---------- DATA FOR THIS TASK ----------

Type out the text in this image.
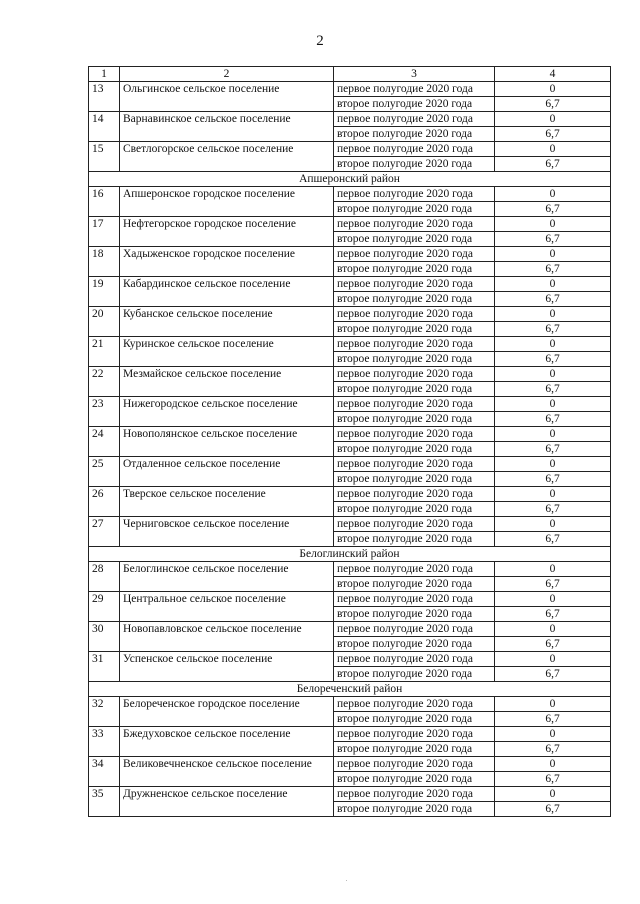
2
1	2	3	4
13	Ольгинское сельское поселение	первое полугодие 2020 года	0
		второе полугодие 2020 года	6,7
14	Варнавинское сельское поселение	первое полугодие 2020 года	0
		второе полугодие 2020 года	6,7
15	Светлогорское сельское поселение	первое полугодие 2020 года	0
		второе полугодие 2020 года	6,7
Апшеронский район			
16	Апшеронское городское поселение	первое полугодие 2020 года	0
		второе полугодие 2020 года	6,7
17	Нефтегорское городское поселение	первое полугодие 2020 года	0
		второе полугодие 2020 года	6,7
18	Хадыженское городское поселение	первое полугодие 2020 года	0
		второе полугодие 2020 года	6,7
19	Кабардинское сельское поселение	первое полугодие 2020 года	0
		второе полугодие 2020 года	6,7
20	Кубанское сельское поселение	первое полугодие 2020 года	0
		второе полугодие 2020 года	6,7
21	Куринское сельское поселение	первое полугодие 2020 года	0
		второе полугодие 2020 года	6,7
22	Мезмайское сельское поселение	первое полугодие 2020 года	0
		второе полугодие 2020 года	6,7
23	Нижегородское сельское поселение	первое полугодие 2020 года	0
		второе полугодие 2020 года	6,7
24	Новополянское сельское поселение	первое полугодие 2020 года	0
		второе полугодие 2020 года	6,7
25	Отдаленное сельское поселение	первое полугодие 2020 года	0
		второе полугодие 2020 года	6,7
26	Тверское сельское поселение	первое полугодие 2020 года	0
		второе полугодие 2020 года	6,7
27	Черниговское сельское поселение	первое полугодие 2020 года	0
		второе полугодие 2020 года	6,7
Белоглинский район			
28	Белоглинское сельское поселение	первое полугодие 2020 года	0
		второе полугодие 2020 года	6,7
29	Центральное сельское поселение	первое полугодие 2020 года	0
		второе полугодие 2020 года	6,7
30	Новопавловское сельское поселение	первое полугодие 2020 года	0
		второе полугодие 2020 года	6,7
31	Успенское сельское поселение	первое полугодие 2020 года	0
		второе полугодие 2020 года	6,7
Белореченский район			
32	Белореченское городское поселение	первое полугодие 2020 года	0
		второе полугодие 2020 года	6,7
33	Бжедуховское сельское поселение	первое полугодие 2020 года	0
		второе полугодие 2020 года	6,7
34	Великовечненское сельское поселение	первое полугодие 2020 года	0
		второе полугодие 2020 года	6,7
35	Дружненское сельское поселение	первое полугодие 2020 года	0
		второе полугодие 2020 года	6,7
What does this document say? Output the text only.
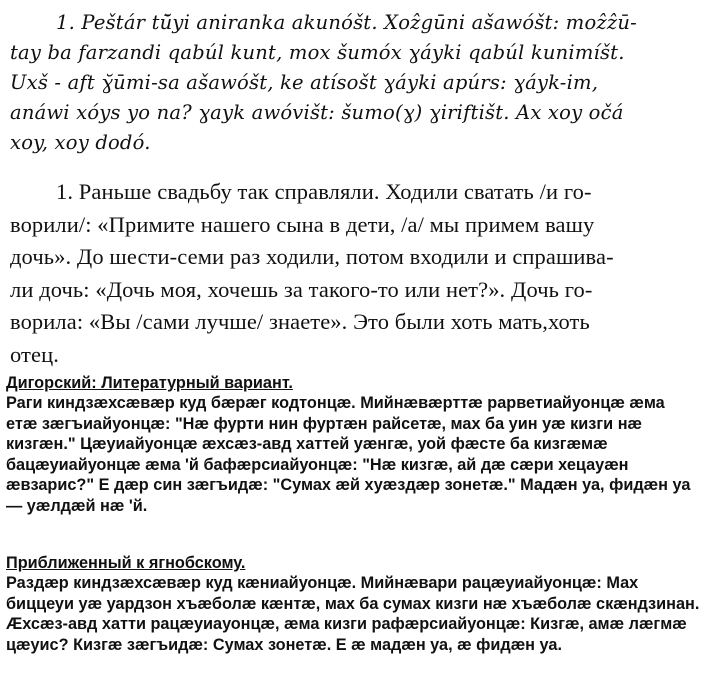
1. Peštár tū̆yi aniranka akunóšt. Xoẑgūni ašawóšt: moẑẑū-
tay ba farzandi qabúl kunt, mox šumóx ɣáyki qabúl kunimíšt.
Uxš - aft ɣ̆ūmi-sa ašawóšt, ke atísošt ɣáyki apúrs: ɣáyk-im,
anáwi xóys yo na? ɣayk awóvišt: šumo(ɣ) ɣiriftišt. Ax xoy očá
xoy, xoy dodó.
1. Раньше свадьбу так справляли. Ходили сватать /и го-
ворили/: «Примите нашего сына в дети, /а/ мы примем вашу
дочь». До шести-семи раз ходили, потом входили и спрашива-
ли дочь: «Дочь моя, хочешь за такого-то или нет?». Дочь го-
ворила: «Вы /сами лучше/ знаете». Это были хоть мать,хоть
отец.
Дигорский: Литературный вариант.
Раги киндзæхсæвæр куд бæрæг кодтонцæ. Мийнæвæрттæ рарветиайуонцæ æма
етæ зæгъиайуонцæ: "Нæ фурти нин фуртæн райсетæ, мах ба уин уæ кизги нæ
кизгæн." Цæуиайуонцæ æхсæз-авд хаттей уæнгæ, уой фæсте ба кизгæмæ
бацæуиайуонцæ æма 'й бафæрсиайуонцæ: "Нæ кизгæ, ай дæ сæри хецауæн
æвзарис?" Е дæр син зæгъидæ: "Сумах æй хуæздæр зонетæ." Мадæн уа, фидæн уа
— уæлдæй нæ 'й.
Приближенный к ягнобскому.
Раздæр киндзæхсæвæр куд кæниайуонцæ. Мийнæвари рацæуиайуонцæ: Мах
биццеуи уæ уардзон хъæболæ кæнтæ, мах ба сумах кизги нæ хъæболæ скæндзинан.
Æхсæз-авд хатти рацæуиауонцæ, æма кизги рафæрсиайуонцæ: Кизгæ, амæ лæгмæ
цæуис? Кизгæ зæгъидæ: Сумах зонетæ. Е æ мадæн уа, æ фидæн уа.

----------

AIM OF THE EXERCISE - Output all of the data exactly as it stands, minus any images.

REPLY TO THE EXERCISE -
Type out the text in this image.
2
1	2	3	4
13	Ольгинское сельское поселение	первое полугодие 2020 года	0
		второе полугодие 2020 года	6,7
14	Варнавинское сельское поселение	первое полугодие 2020 года	0
		второе полугодие 2020 года	6,7
15	Светлогорское сельское поселение	первое полугодие 2020 года	0
		второе полугодие 2020 года	6,7
Апшеронский район			
16	Апшеронское городское поселение	первое полугодие 2020 года	0
		второе полугодие 2020 года	6,7
17	Нефтегорское городское поселение	первое полугодие 2020 года	0
		второе полугодие 2020 года	6,7
18	Хадыженское городское поселение	первое полугодие 2020 года	0
		второе полугодие 2020 года	6,7
19	Кабардинское сельское поселение	первое полугодие 2020 года	0
		второе полугодие 2020 года	6,7
20	Кубанское сельское поселение	первое полугодие 2020 года	0
		второе полугодие 2020 года	6,7
21	Куринское сельское поселение	первое полугодие 2020 года	0
		второе полугодие 2020 года	6,7
22	Мезмайское сельское поселение	первое полугодие 2020 года	0
		второе полугодие 2020 года	6,7
23	Нижегородское сельское поселение	первое полугодие 2020 года	0
		второе полугодие 2020 года	6,7
24	Новополянское сельское поселение	первое полугодие 2020 года	0
		второе полугодие 2020 года	6,7
25	Отдаленное сельское поселение	первое полугодие 2020 года	0
		второе полугодие 2020 года	6,7
26	Тверское сельское поселение	первое полугодие 2020 года	0
		второе полугодие 2020 года	6,7
27	Черниговское сельское поселение	первое полугодие 2020 года	0
		второе полугодие 2020 года	6,7
Белоглинский район			
28	Белоглинское сельское поселение	первое полугодие 2020 года	0
		второе полугодие 2020 года	6,7
29	Центральное сельское поселение	первое полугодие 2020 года	0
		второе полугодие 2020 года	6,7
30	Новопавловское сельское поселение	первое полугодие 2020 года	0
		второе полугодие 2020 года	6,7
31	Успенское сельское поселение	первое полугодие 2020 года	0
		второе полугодие 2020 года	6,7
Белореченский район			
32	Белореченское городское поселение	первое полугодие 2020 года	0
		второе полугодие 2020 года	6,7
33	Бжедуховское сельское поселение	первое полугодие 2020 года	0
		второе полугодие 2020 года	6,7
34	Великовечненское сельское поселение	первое полугодие 2020 года	0
		второе полугодие 2020 года	6,7
35	Дружненское сельское поселение	первое полугодие 2020 года	0
		второе полугодие 2020 года	6,7
What does this document say? Output the text only.
1. Peštár tū̆yi aniranka akunóšt. Xoẑgūni ašawóšt: moẑẑū-
tay ba farzandi qabúl kunt, mox šumóx ɣáyki qabúl kunimíšt.
Uxš - aft ɣ̆ūmi-sa ašawóšt, ke atísošt ɣáyki apúrs: ɣáyk-im,
anáwi xóys yo na? ɣayk awóvišt: šumo(ɣ) ɣiriftišt. Ax xoy očá
xoy, xoy dodó.
1. Раньше свадьбу так справляли. Ходили сватать /и го-
ворили/: «Примите нашего сына в дети, /а/ мы примем вашу
дочь». До шести-семи раз ходили, потом входили и спрашива-
ли дочь: «Дочь моя, хочешь за такого-то или нет?». Дочь го-
ворила: «Вы /сами лучше/ знаете». Это были хоть мать,хоть
отец.
Дигорский: Литературный вариант.
Раги киндзæхсæвæр куд бæрæг кодтонцæ. Мийнæвæрттæ рарветиайуонцæ æма
етæ зæгъиайуонцæ: "Нæ фурти нин фуртæн райсетæ, мах ба уин уæ кизги нæ
кизгæн." Цæуиайуонцæ æхсæз-авд хаттей уæнгæ, уой фæсте ба кизгæмæ
бацæуиайуонцæ æма 'й бафæрсиайуонцæ: "Нæ кизгæ, ай дæ сæри хецауæн
æвзарис?" Е дæр син зæгъидæ: "Сумах æй хуæздæр зонетæ." Мадæн уа, фидæн уа
— уæлдæй нæ 'й.
Приближенный к ягнобскому.
Раздæр киндзæхсæвæр куд кæниайуонцæ. Мийнæвари рацæуиайуонцæ: Мах
биццеуи уæ уардзон хъæболæ кæнтæ, мах ба сумах кизги нæ хъæболæ скæндзинан.
Æхсæз-авд хатти рацæуиауонцæ, æма кизги рафæрсиайуонцæ: Кизгæ, амæ лæгмæ
цæуис? Кизгæ зæгъидæ: Сумах зонетæ. Е æ мадæн уа, æ фидæн уа.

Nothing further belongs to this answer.